Stated exercise>
Copy out each line of the data holding "different".

Records about charts and figures
↓

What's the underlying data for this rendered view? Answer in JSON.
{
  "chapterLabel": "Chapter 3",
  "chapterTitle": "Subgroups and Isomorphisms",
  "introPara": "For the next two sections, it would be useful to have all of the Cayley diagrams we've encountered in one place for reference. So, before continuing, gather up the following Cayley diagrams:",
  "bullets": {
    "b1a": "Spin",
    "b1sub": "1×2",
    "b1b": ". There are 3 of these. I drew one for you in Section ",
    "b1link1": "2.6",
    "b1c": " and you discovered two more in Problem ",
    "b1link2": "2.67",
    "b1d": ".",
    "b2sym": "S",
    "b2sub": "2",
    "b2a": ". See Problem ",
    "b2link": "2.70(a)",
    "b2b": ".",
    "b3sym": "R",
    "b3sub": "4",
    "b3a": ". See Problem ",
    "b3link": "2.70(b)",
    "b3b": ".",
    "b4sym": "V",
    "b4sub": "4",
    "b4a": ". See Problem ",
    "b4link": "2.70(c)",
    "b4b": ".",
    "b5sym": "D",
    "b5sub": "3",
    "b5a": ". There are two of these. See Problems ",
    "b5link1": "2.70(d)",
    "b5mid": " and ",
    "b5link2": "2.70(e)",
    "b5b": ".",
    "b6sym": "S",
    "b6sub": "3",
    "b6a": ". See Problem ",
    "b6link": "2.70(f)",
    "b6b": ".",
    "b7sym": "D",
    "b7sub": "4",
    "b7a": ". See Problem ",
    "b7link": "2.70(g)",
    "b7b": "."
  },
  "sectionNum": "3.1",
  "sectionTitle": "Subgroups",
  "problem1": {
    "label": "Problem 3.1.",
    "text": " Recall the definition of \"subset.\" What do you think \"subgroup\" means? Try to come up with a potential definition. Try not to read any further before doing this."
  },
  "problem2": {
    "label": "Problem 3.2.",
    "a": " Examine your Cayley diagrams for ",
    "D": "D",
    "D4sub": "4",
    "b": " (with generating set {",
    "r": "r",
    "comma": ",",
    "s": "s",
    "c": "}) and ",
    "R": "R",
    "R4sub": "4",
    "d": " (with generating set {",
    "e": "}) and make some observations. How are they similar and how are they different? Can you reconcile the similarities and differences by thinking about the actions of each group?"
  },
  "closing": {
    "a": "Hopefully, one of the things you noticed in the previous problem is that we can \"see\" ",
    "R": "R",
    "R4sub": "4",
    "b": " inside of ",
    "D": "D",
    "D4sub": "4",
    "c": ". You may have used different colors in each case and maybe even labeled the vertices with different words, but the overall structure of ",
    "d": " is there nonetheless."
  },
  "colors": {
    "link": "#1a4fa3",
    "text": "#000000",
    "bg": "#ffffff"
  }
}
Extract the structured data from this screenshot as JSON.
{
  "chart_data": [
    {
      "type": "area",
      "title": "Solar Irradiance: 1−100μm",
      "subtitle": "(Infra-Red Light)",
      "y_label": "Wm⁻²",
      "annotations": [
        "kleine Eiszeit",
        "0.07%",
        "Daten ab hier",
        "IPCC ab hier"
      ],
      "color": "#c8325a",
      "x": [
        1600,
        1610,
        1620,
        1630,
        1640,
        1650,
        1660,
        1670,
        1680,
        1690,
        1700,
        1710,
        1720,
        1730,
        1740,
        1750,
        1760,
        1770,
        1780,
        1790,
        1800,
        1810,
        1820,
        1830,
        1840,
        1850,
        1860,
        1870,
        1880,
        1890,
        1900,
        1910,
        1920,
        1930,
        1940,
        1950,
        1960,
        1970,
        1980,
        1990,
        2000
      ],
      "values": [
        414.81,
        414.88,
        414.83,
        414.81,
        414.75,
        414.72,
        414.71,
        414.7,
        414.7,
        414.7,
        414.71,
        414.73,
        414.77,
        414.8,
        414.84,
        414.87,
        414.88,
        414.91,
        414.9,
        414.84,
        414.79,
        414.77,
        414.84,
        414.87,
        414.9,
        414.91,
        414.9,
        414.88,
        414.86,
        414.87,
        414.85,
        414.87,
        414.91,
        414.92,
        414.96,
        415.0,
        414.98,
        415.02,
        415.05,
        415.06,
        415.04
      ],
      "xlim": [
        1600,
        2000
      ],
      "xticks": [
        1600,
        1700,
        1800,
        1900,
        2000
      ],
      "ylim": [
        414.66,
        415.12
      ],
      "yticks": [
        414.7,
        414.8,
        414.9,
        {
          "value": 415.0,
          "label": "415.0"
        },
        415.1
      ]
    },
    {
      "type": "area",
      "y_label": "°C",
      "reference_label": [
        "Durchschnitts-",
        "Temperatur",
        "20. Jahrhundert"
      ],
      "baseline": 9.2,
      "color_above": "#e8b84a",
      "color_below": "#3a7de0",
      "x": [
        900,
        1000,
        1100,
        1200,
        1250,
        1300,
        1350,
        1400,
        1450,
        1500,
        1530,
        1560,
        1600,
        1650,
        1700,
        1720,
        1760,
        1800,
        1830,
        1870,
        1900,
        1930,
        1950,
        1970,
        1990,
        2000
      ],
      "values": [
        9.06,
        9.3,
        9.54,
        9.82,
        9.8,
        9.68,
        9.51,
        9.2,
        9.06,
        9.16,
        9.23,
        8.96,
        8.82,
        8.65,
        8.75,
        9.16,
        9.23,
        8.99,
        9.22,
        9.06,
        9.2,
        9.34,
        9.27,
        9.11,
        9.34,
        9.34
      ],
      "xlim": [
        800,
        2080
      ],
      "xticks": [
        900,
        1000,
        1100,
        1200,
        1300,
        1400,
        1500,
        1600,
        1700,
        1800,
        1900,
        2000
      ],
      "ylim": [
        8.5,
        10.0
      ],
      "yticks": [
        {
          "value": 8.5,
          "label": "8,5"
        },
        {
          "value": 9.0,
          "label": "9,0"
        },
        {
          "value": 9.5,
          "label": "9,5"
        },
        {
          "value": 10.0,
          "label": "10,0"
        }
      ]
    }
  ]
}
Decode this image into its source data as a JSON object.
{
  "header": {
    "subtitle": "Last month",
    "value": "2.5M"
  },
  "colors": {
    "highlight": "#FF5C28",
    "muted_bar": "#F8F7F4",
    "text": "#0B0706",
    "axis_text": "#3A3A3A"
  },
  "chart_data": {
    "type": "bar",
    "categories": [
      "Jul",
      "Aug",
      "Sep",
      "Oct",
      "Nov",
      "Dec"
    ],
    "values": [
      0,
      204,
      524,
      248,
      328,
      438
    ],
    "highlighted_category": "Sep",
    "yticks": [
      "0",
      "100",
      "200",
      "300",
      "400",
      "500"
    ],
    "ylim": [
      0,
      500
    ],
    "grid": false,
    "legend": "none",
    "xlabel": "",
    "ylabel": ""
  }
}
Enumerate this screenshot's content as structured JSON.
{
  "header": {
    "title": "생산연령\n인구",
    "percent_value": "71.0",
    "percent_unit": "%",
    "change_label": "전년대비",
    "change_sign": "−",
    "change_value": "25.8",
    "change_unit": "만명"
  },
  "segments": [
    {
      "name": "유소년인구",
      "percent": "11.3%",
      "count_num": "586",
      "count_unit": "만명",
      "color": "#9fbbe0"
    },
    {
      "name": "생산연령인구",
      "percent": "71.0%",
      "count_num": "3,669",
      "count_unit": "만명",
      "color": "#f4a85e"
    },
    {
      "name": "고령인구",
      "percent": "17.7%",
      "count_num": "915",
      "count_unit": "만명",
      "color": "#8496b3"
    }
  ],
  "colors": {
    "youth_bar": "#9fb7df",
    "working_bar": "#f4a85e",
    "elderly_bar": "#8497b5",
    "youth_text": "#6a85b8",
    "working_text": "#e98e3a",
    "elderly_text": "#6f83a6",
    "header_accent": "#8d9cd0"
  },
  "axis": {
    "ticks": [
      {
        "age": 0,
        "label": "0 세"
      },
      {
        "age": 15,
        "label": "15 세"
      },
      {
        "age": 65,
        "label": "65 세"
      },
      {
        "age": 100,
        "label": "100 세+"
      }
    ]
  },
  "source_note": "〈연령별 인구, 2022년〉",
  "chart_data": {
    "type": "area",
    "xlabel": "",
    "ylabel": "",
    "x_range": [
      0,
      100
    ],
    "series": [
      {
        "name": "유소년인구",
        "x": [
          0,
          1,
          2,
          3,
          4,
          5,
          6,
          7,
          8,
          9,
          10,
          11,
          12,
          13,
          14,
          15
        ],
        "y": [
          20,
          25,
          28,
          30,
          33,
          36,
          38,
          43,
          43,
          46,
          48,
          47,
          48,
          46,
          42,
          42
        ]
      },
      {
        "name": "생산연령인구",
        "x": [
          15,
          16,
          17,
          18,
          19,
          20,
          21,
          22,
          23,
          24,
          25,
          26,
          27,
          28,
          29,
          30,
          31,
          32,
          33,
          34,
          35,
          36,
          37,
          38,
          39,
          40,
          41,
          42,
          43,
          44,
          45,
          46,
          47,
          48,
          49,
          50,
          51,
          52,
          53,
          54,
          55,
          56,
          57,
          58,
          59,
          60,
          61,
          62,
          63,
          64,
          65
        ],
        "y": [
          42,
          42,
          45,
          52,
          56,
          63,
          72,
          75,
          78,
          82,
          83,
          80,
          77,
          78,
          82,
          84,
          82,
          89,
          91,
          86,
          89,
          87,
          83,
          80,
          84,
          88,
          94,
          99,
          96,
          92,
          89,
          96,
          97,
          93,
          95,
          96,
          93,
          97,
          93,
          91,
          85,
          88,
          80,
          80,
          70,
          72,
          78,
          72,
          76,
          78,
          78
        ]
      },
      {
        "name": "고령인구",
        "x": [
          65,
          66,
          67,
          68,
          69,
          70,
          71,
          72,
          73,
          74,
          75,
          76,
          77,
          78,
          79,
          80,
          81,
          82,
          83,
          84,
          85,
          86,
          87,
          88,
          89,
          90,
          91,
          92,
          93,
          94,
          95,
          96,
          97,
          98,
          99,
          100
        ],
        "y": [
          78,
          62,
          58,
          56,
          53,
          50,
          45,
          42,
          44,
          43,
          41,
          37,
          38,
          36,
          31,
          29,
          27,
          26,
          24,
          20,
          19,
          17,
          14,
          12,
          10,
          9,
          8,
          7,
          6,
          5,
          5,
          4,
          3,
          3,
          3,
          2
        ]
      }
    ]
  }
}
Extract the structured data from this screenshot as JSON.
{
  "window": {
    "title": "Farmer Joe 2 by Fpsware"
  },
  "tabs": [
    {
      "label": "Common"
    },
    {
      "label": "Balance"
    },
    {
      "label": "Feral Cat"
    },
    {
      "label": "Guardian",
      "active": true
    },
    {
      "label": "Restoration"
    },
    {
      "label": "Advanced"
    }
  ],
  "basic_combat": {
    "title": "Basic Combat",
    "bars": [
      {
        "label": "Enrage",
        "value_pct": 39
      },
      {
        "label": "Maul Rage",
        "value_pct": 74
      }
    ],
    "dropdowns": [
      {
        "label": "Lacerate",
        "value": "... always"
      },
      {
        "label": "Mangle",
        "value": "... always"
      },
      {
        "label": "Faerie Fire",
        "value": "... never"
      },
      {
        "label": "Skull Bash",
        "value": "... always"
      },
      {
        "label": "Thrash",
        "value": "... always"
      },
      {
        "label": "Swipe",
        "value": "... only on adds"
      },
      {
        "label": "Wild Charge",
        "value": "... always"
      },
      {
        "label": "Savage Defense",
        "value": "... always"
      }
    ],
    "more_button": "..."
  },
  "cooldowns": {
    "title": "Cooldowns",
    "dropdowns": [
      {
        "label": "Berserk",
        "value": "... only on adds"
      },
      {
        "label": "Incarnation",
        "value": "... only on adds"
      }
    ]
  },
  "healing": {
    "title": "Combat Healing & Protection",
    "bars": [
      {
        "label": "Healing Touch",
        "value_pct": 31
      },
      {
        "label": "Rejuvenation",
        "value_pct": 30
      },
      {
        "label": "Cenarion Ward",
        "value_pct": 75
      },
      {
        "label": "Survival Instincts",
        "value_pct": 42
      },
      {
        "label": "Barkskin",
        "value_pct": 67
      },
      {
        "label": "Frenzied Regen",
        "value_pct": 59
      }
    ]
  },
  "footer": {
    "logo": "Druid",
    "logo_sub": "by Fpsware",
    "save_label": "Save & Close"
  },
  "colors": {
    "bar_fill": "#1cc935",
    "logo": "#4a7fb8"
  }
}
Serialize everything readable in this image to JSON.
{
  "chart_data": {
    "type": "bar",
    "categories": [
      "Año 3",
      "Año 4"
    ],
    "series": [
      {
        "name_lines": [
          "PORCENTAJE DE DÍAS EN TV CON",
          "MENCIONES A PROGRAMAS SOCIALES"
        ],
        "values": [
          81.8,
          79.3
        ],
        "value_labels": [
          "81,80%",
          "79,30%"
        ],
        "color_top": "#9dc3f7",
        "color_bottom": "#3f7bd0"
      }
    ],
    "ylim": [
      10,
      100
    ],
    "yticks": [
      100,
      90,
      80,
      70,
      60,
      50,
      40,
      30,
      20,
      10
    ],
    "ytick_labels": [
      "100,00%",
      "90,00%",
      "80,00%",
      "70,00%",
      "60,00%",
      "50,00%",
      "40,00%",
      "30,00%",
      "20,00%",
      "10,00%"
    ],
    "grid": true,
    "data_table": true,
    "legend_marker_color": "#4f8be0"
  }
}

↑

Answer>
    "e": "}) and make some observations. How are they similar and how are they different? Can you reconcile the similarities and differences by thinking about the actions of each group?"
    "c": ". You may have used different colors in each case and maybe even labeled the vertices with different words, but the overall structure of ",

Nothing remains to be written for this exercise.